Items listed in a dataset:
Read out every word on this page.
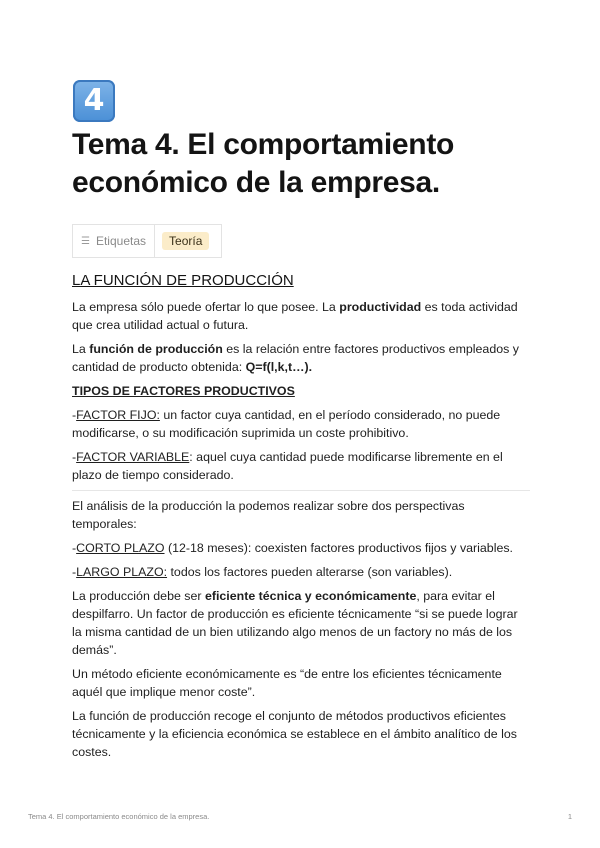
4
Tema 4. El comportamiento económico de la empresa.
☰ Etiquetas	Teoría
LA FUNCIÓN DE PRODUCCIÓN

La empresa sólo puede ofertar lo que posee. La productividad es toda actividad que crea utilidad actual o futura.

La función de producción es la relación entre factores productivos empleados y cantidad de producto obtenida: Q=f(l,k,t…).

TIPOS DE FACTORES PRODUCTIVOS

-FACTOR FIJO: un factor cuya cantidad, en el período considerado, no puede modificarse, o su modificación suprimida un coste prohibitivo.

-FACTOR VARIABLE: aquel cuya cantidad puede modificarse libremente en el plazo de tiempo considerado.

El análisis de la producción la podemos realizar sobre dos perspectivas temporales:

-CORTO PLAZO (12-18 meses): coexisten factores productivos fijos y variables.

-LARGO PLAZO: todos los factores pueden alterarse (son variables).

La producción debe ser eficiente técnica y económicamente, para evitar el despilfarro. Un factor de producción es eficiente técnicamente “si se puede lograr la misma cantidad de un bien utilizando algo menos de un factory no más de los demás”.

Un método eficiente económicamente es “de entre los eficientes técnicamente aquél que implique menor coste”.

La función de producción recoge el conjunto de métodos productivos eficientes técnicamente y la eficiencia económica se establece en el ámbito analítico de los costes.

Tema 4. El comportamiento económico de la empresa.	1
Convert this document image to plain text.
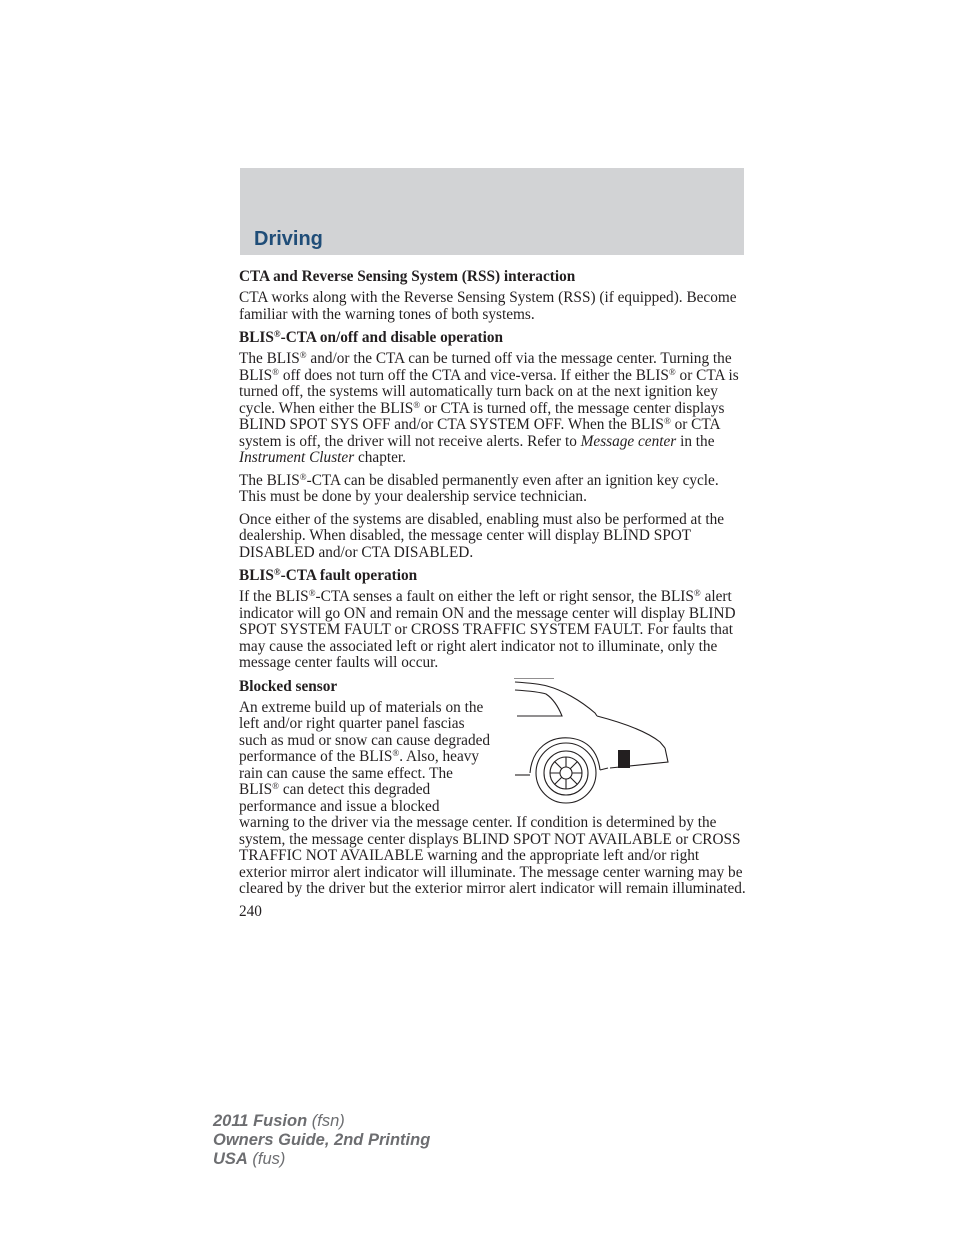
Driving
CTA and Reverse Sensing System (RSS) interaction

CTA works along with the Reverse Sensing System (RSS) (if equipped). Become familiar with the warning tones of both systems.

BLIS®-CTA on/off and disable operation

The BLIS® and/or the CTA can be turned off via the message center. Turning the BLIS® off does not turn off the CTA and vice-versa. If either the BLIS® or CTA is turned off, the systems will automatically turn back on at the next ignition key cycle. When either the BLIS® or CTA is turned off, the message center displays BLIND SPOT SYS OFF and/or CTA SYSTEM OFF. When the BLIS® or CTA system is off, the driver will not receive alerts. Refer to Message center in the Instrument Cluster chapter.

The BLIS®-CTA can be disabled permanently even after an ignition key cycle. This must be done by your dealership service technician.

Once either of the systems are disabled, enabling must also be performed at the dealership. When disabled, the message center will display BLIND SPOT DISABLED and/or CTA DISABLED.

BLIS®-CTA fault operation

If the BLIS®-CTA senses a fault on either the left or right sensor, the BLIS® alert indicator will go ON and remain ON and the message center will display BLIND SPOT SYSTEM FAULT or CROSS TRAFFIC SYSTEM FAULT. For faults that may cause the associated left or right alert indicator not to illuminate, only the message center faults will occur.

Blocked sensor

An extreme build up of materials on the left and/or right quarter panel fascias such as mud or snow can cause degraded performance of the BLIS®. Also, heavy rain can cause the same effect. The BLIS® can detect this degraded performance and issue a blocked warning to the driver via the message center. If condition is determined by the system, the message center displays BLIND SPOT NOT AVAILABLE or CROSS TRAFFIC NOT AVAILABLE warning and the appropriate left and/or right exterior mirror alert indicator will illuminate. The message center warning may be cleared by the driver but the exterior mirror alert indicator will remain illuminated.

240
2011 Fusion (fsn)
Owners Guide, 2nd Printing
USA (fus)
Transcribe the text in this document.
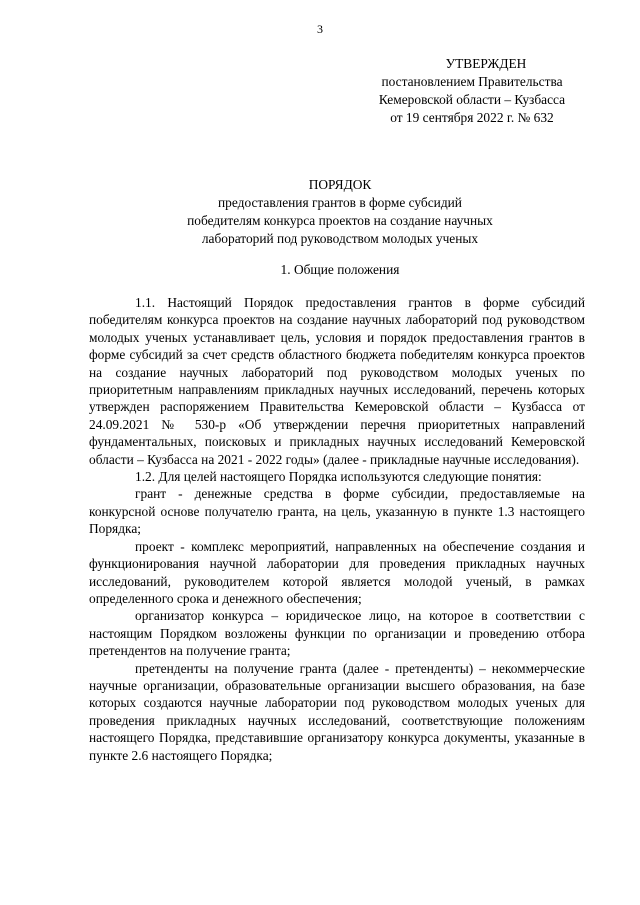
3
УТВЕРЖДЕН
постановлением Правительства
Кемеровской области – Кузбасса
от 19 сентября 2022 г. № 632
ПОРЯДОК
предоставления грантов в форме субсидий
победителям конкурса проектов на создание научных
лабораторий под руководством молодых ученых
1. Общие положения

1.1. Настоящий Порядок предоставления грантов в форме субсидий победителям конкурса проектов на создание научных лабораторий под руководством молодых ученых устанавливает цель, условия и порядок предоставления грантов в форме субсидий за счет средств областного бюджета победителям конкурса проектов на создание научных лабораторий под руководством молодых ученых по приоритетным направлениям прикладных научных исследований, перечень которых утвержден распоряжением Правительства Кемеровской области – Кузбасса от 24.09.2021 № 530-р «Об утверждении перечня приоритетных направлений фундаментальных, поисковых и прикладных научных исследований Кемеровской области – Кузбасса на 2021 - 2022 годы» (далее - прикладные научные исследования).

1.2. Для целей настоящего Порядка используются следующие понятия:

грант - денежные средства в форме субсидии, предоставляемые на конкурсной основе получателю гранта, на цель, указанную в пункте 1.3 настоящего Порядка;

проект - комплекс мероприятий, направленных на обеспечение создания и функционирования научной лаборатории для проведения прикладных научных исследований, руководителем которой является молодой ученый, в рамках определенного срока и денежного обеспечения;

организатор конкурса – юридическое лицо, на которое в соответствии с настоящим Порядком возложены функции по организации и проведению отбора претендентов на получение гранта;

претенденты на получение гранта (далее - претенденты) – некоммерческие научные организации, образовательные организации высшего образования, на базе которых создаются научные лаборатории под руководством молодых ученых для проведения прикладных научных исследований, соответствующие положениям настоящего Порядка, представившие организатору конкурса документы, указанные в пункте 2.6 настоящего Порядка;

= THE REQUEST =
Write every entry out again exactly, dropping the pictures.

= ANSWER FOR THIS EXERCISE =
Read out every word on this page.
4
Tema 4. El comportamiento económico de la empresa.
☰ Etiquetas	Teoría
LA FUNCIÓN DE PRODUCCIÓN

La empresa sólo puede ofertar lo que posee. La productividad es toda actividad que crea utilidad actual o futura.

La función de producción es la relación entre factores productivos empleados y cantidad de producto obtenida: Q=f(l,k,t…).

TIPOS DE FACTORES PRODUCTIVOS

-FACTOR FIJO: un factor cuya cantidad, en el período considerado, no puede modificarse, o su modificación suprimida un coste prohibitivo.

-FACTOR VARIABLE: aquel cuya cantidad puede modificarse libremente en el plazo de tiempo considerado.

El análisis de la producción la podemos realizar sobre dos perspectivas temporales:

-CORTO PLAZO (12-18 meses): coexisten factores productivos fijos y variables.

-LARGO PLAZO: todos los factores pueden alterarse (son variables).

La producción debe ser eficiente técnica y económicamente, para evitar el despilfarro. Un factor de producción es eficiente técnicamente “si se puede lograr la misma cantidad de un bien utilizando algo menos de un factory no más de los demás”.

Un método eficiente económicamente es “de entre los eficientes técnicamente aquél que implique menor coste”.

La función de producción recoge el conjunto de métodos productivos eficientes técnicamente y la eficiencia económica se establece en el ámbito analítico de los costes.

Tema 4. El comportamiento económico de la empresa.	1
Convert this document image to plain text.
Driving
CTA and Reverse Sensing System (RSS) interaction

CTA works along with the Reverse Sensing System (RSS) (if equipped). Become familiar with the warning tones of both systems.

BLIS®-CTA on/off and disable operation

The BLIS® and/or the CTA can be turned off via the message center. Turning the BLIS® off does not turn off the CTA and vice-versa. If either the BLIS® or CTA is turned off, the systems will automatically turn back on at the next ignition key cycle. When either the BLIS® or CTA is turned off, the message center displays BLIND SPOT SYS OFF and/or CTA SYSTEM OFF. When the BLIS® or CTA system is off, the driver will not receive alerts. Refer to Message center in the Instrument Cluster chapter.

The BLIS®-CTA can be disabled permanently even after an ignition key cycle. This must be done by your dealership service technician.

Once either of the systems are disabled, enabling must also be performed at the dealership. When disabled, the message center will display BLIND SPOT DISABLED and/or CTA DISABLED.

BLIS®-CTA fault operation

If the BLIS®-CTA senses a fault on either the left or right sensor, the BLIS® alert indicator will go ON and remain ON and the message center will display BLIND SPOT SYSTEM FAULT or CROSS TRAFFIC SYSTEM FAULT. For faults that may cause the associated left or right alert indicator not to illuminate, only the message center faults will occur.

Blocked sensor

An extreme build up of materials on the left and/or right quarter panel fascias such as mud or snow can cause degraded performance of the BLIS®. Also, heavy rain can cause the same effect. The BLIS® can detect this degraded performance and issue a blocked warning to the driver via the message center. If condition is determined by the system, the message center displays BLIND SPOT NOT AVAILABLE or CROSS TRAFFIC NOT AVAILABLE warning and the appropriate left and/or right exterior mirror alert indicator will illuminate. The message center warning may be cleared by the driver but the exterior mirror alert indicator will remain illuminated.

240
2011 Fusion (fsn)
Owners Guide, 2nd Printing
USA (fus)
Transcribe the text in this document.
3
УТВЕРЖДЕН
постановлением Правительства
Кемеровской области – Кузбасса
от 19 сентября 2022 г. № 632
ПОРЯДОК
предоставления грантов в форме субсидий
победителям конкурса проектов на создание научных
лабораторий под руководством молодых ученых
1. Общие положения

1.1. Настоящий Порядок предоставления грантов в форме субсидий победителям конкурса проектов на создание научных лабораторий под руководством молодых ученых устанавливает цель, условия и порядок предоставления грантов в форме субсидий за счет средств областного бюджета победителям конкурса проектов на создание научных лабораторий под руководством молодых ученых по приоритетным направлениям прикладных научных исследований, перечень которых утвержден распоряжением Правительства Кемеровской области – Кузбасса от 24.09.2021 № 530-р «Об утверждении перечня приоритетных направлений фундаментальных, поисковых и прикладных научных исследований Кемеровской области – Кузбасса на 2021 - 2022 годы» (далее - прикладные научные исследования).

1.2. Для целей настоящего Порядка используются следующие понятия:

грант - денежные средства в форме субсидии, предоставляемые на конкурсной основе получателю гранта, на цель, указанную в пункте 1.3 настоящего Порядка;

проект - комплекс мероприятий, направленных на обеспечение создания и функционирования научной лаборатории для проведения прикладных научных исследований, руководителем которой является молодой ученый, в рамках определенного срока и денежного обеспечения;

организатор конкурса – юридическое лицо, на которое в соответствии с настоящим Порядком возложены функции по организации и проведению отбора претендентов на получение гранта;

претенденты на получение гранта (далее - претенденты) – некоммерческие научные организации, образовательные организации высшего образования, на базе которых создаются научные лаборатории под руководством молодых ученых для проведения прикладных научных исследований, соответствующие положениям настоящего Порядка, представившие организатору конкурса документы, указанные в пункте 2.6 настоящего Порядка;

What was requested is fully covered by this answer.